* **Aufgabenziel**
In welcher Form kann eine Ausnahmeentscheidung nach § 1 a Abs. 3 Buchst. b AVR laut dem Quellenauszug nicht erfolgen?

* **Quellenauszug**

• • • •

Entscheidungsstichwort (Thema)

Diakonisches Werk. Gehaltserhöhung. Ausnahmeentscheidung

 

Leitsatz (redaktionell)

Eine Ausnahmeentscheidung nach § 1 a Abs. 3 Buchst. b AVR kann nicht mündlich oder stillschweigend erfolgen. Das Diakonische Werk der Evangelischen Kirche besitzt einen staatsähnlichen Verwaltungsapparat mit entsprechenden Organen der Legislative und der Jurisdiktion. Es widerspräche allen Gewohnheiten einer geordneten Verwaltung einer öffentlich rechtlichen Körperschaft, würde es im Hinblick auf die Vergütung weitreichende und für den Kirchenfiskus in der Summe stark belastende Entscheidungen stillschweigend erlassen, sie nicht im einzelnen dokumentieren oder sogar eine tatsächlich gehandhabte Übung, ungeachtet, ob sie überhaupt vom Willen der zuständigen Organe getragen ist, einer formellen Verwaltungsentscheidung gleichstellen.

 

Normenkette

AVR § 1a

 

Verfahrensgang

ArbG Mannheim (Urteil vom 03.12.2004; Aktenzeichen 8 Ca 462/04)

• • • •

* **Datensatz**

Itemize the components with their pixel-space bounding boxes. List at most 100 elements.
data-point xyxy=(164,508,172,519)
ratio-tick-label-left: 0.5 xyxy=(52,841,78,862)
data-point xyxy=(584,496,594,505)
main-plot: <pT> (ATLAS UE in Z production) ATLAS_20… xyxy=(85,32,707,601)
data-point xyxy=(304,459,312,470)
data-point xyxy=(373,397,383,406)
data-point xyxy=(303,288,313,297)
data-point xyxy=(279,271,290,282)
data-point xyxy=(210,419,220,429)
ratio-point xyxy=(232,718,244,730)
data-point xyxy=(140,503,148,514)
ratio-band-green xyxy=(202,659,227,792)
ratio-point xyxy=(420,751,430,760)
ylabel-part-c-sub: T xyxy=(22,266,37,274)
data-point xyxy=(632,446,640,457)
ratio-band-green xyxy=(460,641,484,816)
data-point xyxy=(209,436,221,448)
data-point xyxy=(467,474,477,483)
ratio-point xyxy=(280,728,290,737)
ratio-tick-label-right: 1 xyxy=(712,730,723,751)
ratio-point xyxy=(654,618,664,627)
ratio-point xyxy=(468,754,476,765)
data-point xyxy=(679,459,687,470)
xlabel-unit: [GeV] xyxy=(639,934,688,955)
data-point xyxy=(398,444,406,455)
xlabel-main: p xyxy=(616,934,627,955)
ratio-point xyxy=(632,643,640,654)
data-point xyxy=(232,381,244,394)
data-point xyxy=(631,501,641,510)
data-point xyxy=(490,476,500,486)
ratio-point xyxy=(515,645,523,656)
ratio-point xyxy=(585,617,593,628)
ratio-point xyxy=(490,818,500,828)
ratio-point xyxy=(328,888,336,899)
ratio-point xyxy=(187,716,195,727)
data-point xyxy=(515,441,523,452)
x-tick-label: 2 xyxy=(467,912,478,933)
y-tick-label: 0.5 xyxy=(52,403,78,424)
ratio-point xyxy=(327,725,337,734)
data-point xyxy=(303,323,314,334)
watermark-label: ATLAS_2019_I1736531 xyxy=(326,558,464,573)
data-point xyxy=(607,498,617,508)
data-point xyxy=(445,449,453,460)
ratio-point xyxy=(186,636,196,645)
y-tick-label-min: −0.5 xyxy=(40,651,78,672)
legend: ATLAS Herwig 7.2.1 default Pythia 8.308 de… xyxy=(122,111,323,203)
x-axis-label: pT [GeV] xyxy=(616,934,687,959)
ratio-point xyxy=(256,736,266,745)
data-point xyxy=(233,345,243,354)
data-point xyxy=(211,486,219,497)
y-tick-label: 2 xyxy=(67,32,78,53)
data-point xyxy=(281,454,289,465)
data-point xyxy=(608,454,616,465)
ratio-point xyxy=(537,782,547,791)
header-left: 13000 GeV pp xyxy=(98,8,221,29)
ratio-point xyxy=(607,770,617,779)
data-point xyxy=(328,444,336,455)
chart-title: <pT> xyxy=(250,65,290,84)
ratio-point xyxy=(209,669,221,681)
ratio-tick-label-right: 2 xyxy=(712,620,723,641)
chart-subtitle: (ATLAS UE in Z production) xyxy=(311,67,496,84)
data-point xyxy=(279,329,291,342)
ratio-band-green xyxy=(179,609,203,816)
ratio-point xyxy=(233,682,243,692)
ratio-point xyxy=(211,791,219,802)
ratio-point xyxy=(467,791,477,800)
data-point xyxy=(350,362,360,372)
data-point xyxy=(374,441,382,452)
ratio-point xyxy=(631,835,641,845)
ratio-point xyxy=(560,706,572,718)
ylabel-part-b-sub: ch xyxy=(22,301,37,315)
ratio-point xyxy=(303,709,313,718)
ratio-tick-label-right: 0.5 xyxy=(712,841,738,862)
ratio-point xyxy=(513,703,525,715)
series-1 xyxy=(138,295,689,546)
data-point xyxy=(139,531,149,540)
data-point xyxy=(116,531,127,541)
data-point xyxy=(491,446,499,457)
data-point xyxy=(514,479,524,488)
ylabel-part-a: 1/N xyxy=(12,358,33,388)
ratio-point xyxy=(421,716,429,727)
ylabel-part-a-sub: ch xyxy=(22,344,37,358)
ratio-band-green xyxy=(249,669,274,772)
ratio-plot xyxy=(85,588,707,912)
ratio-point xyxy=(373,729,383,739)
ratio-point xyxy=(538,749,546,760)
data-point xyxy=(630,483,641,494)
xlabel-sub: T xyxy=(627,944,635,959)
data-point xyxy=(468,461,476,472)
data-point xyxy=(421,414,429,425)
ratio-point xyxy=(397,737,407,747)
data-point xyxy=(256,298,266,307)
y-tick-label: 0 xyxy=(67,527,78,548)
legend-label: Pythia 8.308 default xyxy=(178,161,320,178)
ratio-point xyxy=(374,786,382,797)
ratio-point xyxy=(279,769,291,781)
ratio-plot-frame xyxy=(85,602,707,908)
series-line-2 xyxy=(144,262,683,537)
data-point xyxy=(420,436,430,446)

• • • •

* **Vollständige Antwort**
Sie kann nicht mündlich oder stillschweigend erfolgen.